§ DO THIS:
Copy every line of the data that contains the string "Risorse".

>> start

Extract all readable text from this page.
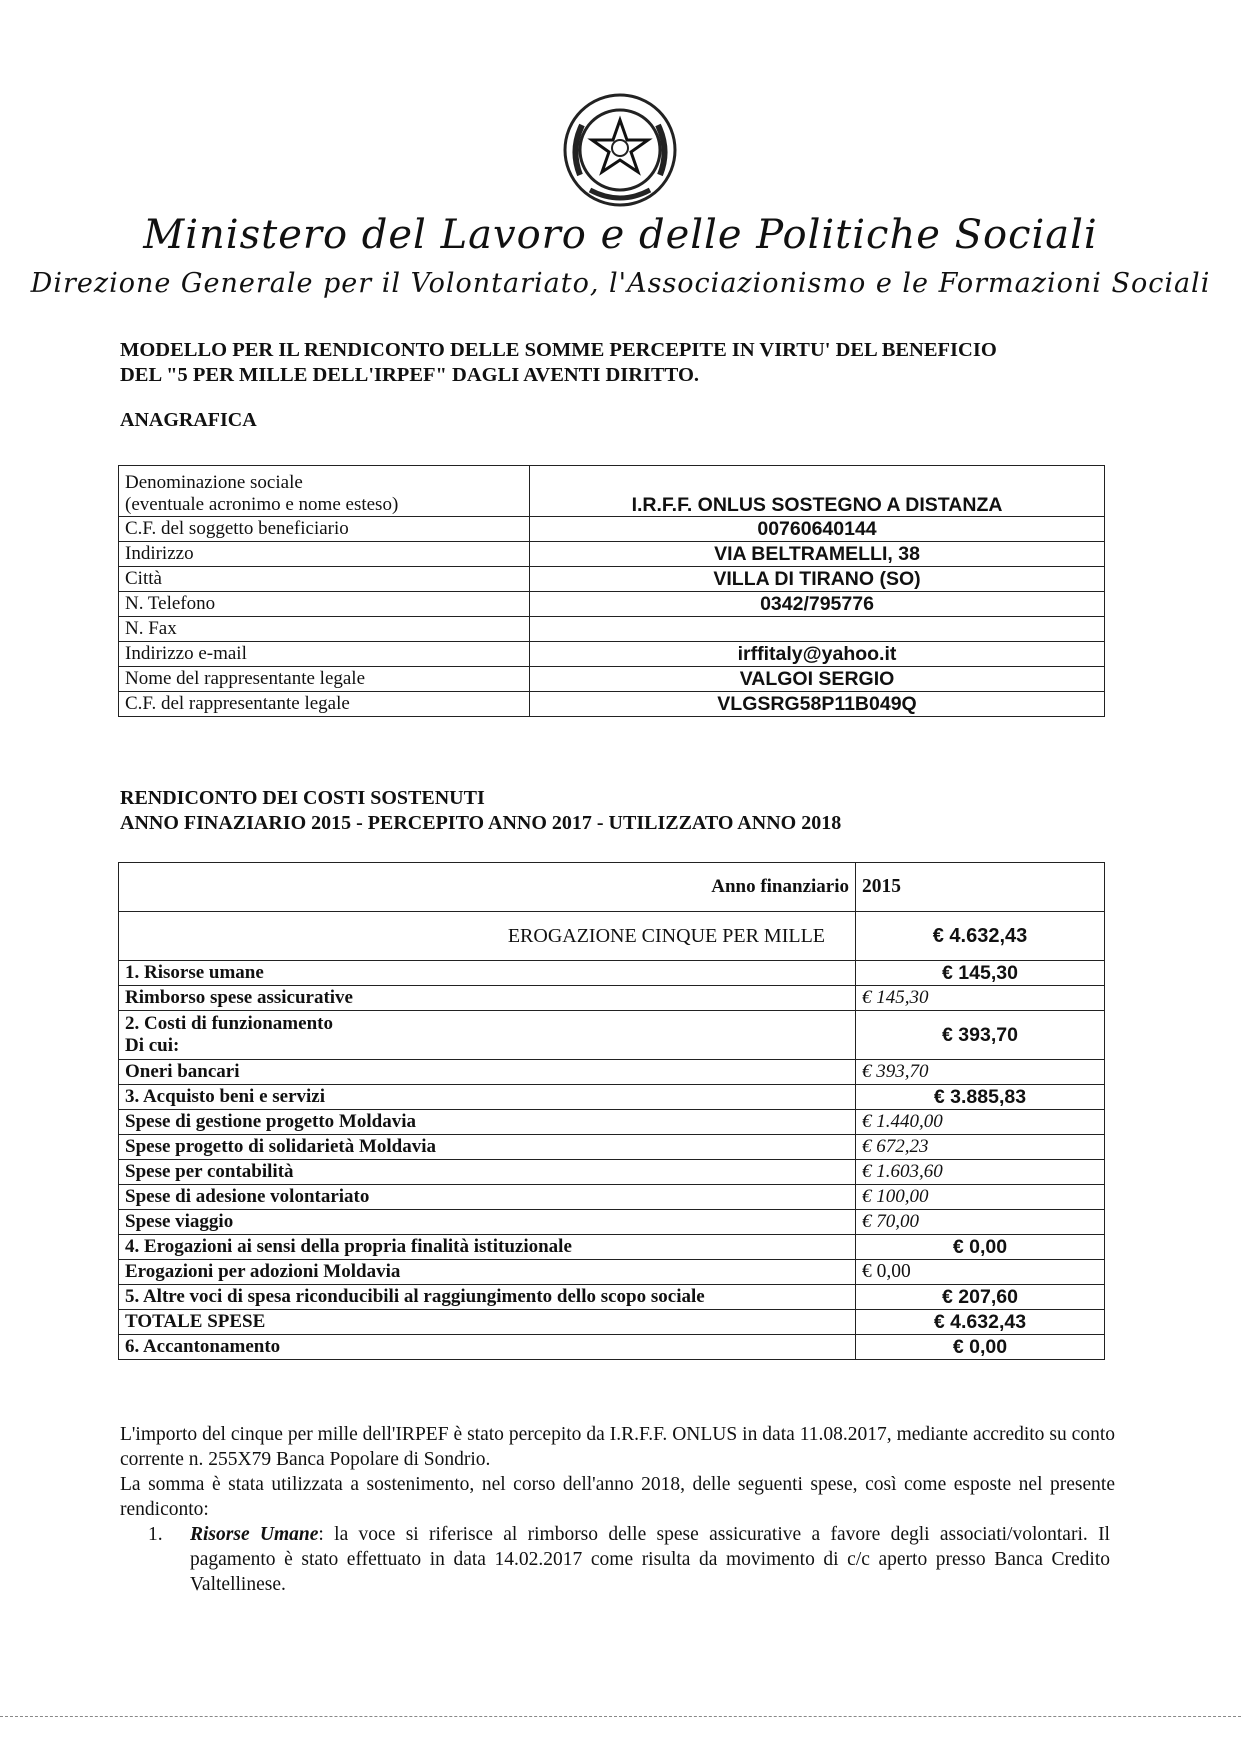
Ministero del Lavoro e delle Politiche Sociali
Direzione Generale per il Volontariato, l'Associazionismo e le Formazioni Sociali
MODELLO PER IL RENDICONTO DELLE SOMME PERCEPITE IN VIRTU' DEL BENEFICIO
DEL "5 PER MILLE DELL'IRPEF" DAGLI AVENTI DIRITTO.
ANAGRAFICA
Denominazione sociale
(eventuale acronimo e nome esteso)	I.R.F.F. ONLUS SOSTEGNO A DISTANZA
C.F. del soggetto beneficiario	00760640144
Indirizzo	VIA BELTRAMELLI, 38
Città	VILLA DI TIRANO (SO)
N. Telefono	0342/795776
N. Fax	
Indirizzo e-mail	irffitaly@yahoo.it
Nome del rappresentante legale	VALGOI SERGIO
C.F. del rappresentante legale	VLGSRG58P11B049Q
RENDICONTO DEI COSTI SOSTENUTI
ANNO FINAZIARIO 2015 - PERCEPITO ANNO 2017 - UTILIZZATO ANNO 2018
Anno finanziario	2015
EROGAZIONE CINQUE PER MILLE	€ 4.632,43
1. Risorse umane	€ 145,30
Rimborso spese assicurative	€ 145,30

2. Costi di funzionamento
Di cui:	€ 393,70
Oneri bancari	€ 393,70
3. Acquisto beni e servizi	€ 3.885,83
Spese di gestione progetto Moldavia	€ 1.440,00
Spese progetto di solidarietà Moldavia	€ 672,23
Spese per contabilità	€ 1.603,60
Spese di adesione volontariato	€ 100,00
Spese viaggio	€ 70,00
4. Erogazioni ai sensi della propria finalità istituzionale	€ 0,00
Erogazioni per adozioni Moldavia	€ 0,00
5. Altre voci di spesa riconducibili al raggiungimento dello scopo sociale	€ 207,60
TOTALE SPESE	€ 4.632,43
6. Accantonamento	€ 0,00
L'importo del cinque per mille dell'IRPEF è stato percepito da I.R.F.F. ONLUS in data 11.08.2017, mediante accredito su conto corrente n. 255X79 Banca Popolare di Sondrio.
La somma è stata utilizzata a sostenimento, nel corso dell'anno 2018, delle seguenti spese, così come esposte nel presente rendiconto:
1. Risorse Umane: la voce si riferisce al rimborso delle spese assicurative a favore degli associati/volontari. Il pagamento è stato effettuato in data 14.02.2017 come risulta da movimento di c/c aperto presso Banca Credito Valtellinese.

>> end

§ TASK ANSWER:
1. Risorse umane	€ 145,30
1. Risorse Umane: la voce si riferisce al rimborso delle spese assicurative a favore degli associati/volontari. Il pagamento è stato effettuato in data 14.02.2017 come risulta da movimento di c/c aperto presso Banca Credito Valtellinese.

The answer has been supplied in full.